**Exercise objective:**
Reproduce every item below line for line, changing nothing.

— Begin Given data —

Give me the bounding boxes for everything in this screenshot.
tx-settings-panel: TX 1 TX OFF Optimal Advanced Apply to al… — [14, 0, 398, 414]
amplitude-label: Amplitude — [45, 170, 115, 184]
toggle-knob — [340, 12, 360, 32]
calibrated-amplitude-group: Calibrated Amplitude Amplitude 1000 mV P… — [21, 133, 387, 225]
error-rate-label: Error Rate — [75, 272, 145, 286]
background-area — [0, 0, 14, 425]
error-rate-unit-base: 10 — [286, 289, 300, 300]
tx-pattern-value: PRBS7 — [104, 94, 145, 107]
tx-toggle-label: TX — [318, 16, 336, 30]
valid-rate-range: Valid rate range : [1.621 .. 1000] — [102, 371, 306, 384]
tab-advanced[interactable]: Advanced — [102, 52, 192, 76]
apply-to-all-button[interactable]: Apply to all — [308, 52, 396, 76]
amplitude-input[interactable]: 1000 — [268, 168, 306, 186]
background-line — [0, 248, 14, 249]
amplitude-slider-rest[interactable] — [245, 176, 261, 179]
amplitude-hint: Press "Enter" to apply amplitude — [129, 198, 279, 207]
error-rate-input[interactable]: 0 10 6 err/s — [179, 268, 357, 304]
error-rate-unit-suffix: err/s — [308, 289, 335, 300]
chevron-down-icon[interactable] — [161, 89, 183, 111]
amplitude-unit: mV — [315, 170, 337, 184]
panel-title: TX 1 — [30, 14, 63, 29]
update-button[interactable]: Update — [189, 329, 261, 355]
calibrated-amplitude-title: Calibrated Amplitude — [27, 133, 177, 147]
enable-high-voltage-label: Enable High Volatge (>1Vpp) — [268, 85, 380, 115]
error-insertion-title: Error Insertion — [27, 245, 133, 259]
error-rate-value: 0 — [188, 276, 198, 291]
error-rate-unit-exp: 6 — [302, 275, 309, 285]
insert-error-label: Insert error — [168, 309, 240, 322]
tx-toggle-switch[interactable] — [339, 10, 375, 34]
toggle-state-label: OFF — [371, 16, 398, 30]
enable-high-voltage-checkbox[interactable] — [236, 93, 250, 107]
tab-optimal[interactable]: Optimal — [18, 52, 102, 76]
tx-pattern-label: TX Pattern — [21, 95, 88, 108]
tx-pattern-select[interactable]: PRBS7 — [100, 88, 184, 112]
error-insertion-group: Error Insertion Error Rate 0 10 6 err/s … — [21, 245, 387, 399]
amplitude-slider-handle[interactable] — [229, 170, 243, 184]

— End Given data —

**The reply:**
Give me the bounding boxes for everything in this screenshot.
tx-settings-panel: TX 1 TX OFF Optimal Advanced Apply to al… — [14, 0, 398, 414]
amplitude-label: Amplitude — [45, 170, 115, 184]
toggle-knob — [340, 12, 360, 32]
calibrated-amplitude-group: Calibrated Amplitude Amplitude 1000 mV P… — [21, 133, 387, 225]
error-rate-label: Error Rate — [75, 272, 145, 286]
background-area — [0, 0, 14, 425]
error-rate-unit-base: 10 — [286, 289, 300, 300]
tx-pattern-value: PRBS7 — [104, 94, 145, 107]
tx-toggle-label: TX — [318, 16, 336, 30]
valid-rate-range: Valid rate range : [1.621 .. 1000] — [102, 371, 306, 384]
tab-advanced[interactable]: Advanced — [102, 52, 192, 76]
apply-to-all-button[interactable]: Apply to all — [308, 52, 396, 76]
amplitude-input[interactable]: 1000 — [268, 168, 306, 186]
background-line — [0, 248, 14, 249]
amplitude-slider-rest[interactable] — [245, 176, 261, 179]
amplitude-hint: Press "Enter" to apply amplitude — [129, 198, 279, 207]
error-rate-input[interactable]: 0 10 6 err/s — [179, 268, 357, 304]
error-rate-unit-suffix: err/s — [308, 289, 335, 300]
chevron-down-icon[interactable] — [161, 89, 183, 111]
amplitude-unit: mV — [315, 170, 337, 184]
panel-title: TX 1 — [30, 14, 63, 29]
update-button[interactable]: Update — [189, 329, 261, 355]
calibrated-amplitude-title: Calibrated Amplitude — [27, 133, 177, 147]
enable-high-voltage-label: Enable High Volatge (>1Vpp) — [268, 85, 380, 115]
error-insertion-title: Error Insertion — [27, 245, 133, 259]
error-rate-value: 0 — [188, 276, 198, 291]
error-rate-unit-exp: 6 — [302, 275, 309, 285]
insert-error-label: Insert error — [168, 309, 240, 322]
tx-toggle-switch[interactable] — [339, 10, 375, 34]
toggle-state-label: OFF — [371, 16, 398, 30]
enable-high-voltage-checkbox[interactable] — [236, 93, 250, 107]
tab-optimal[interactable]: Optimal — [18, 52, 102, 76]
tx-pattern-label: TX Pattern — [21, 95, 88, 108]
tx-pattern-select[interactable]: PRBS7 — [100, 88, 184, 112]
error-insertion-group: Error Insertion Error Rate 0 10 6 err/s … — [21, 245, 387, 399]
amplitude-slider-handle[interactable] — [229, 170, 243, 184]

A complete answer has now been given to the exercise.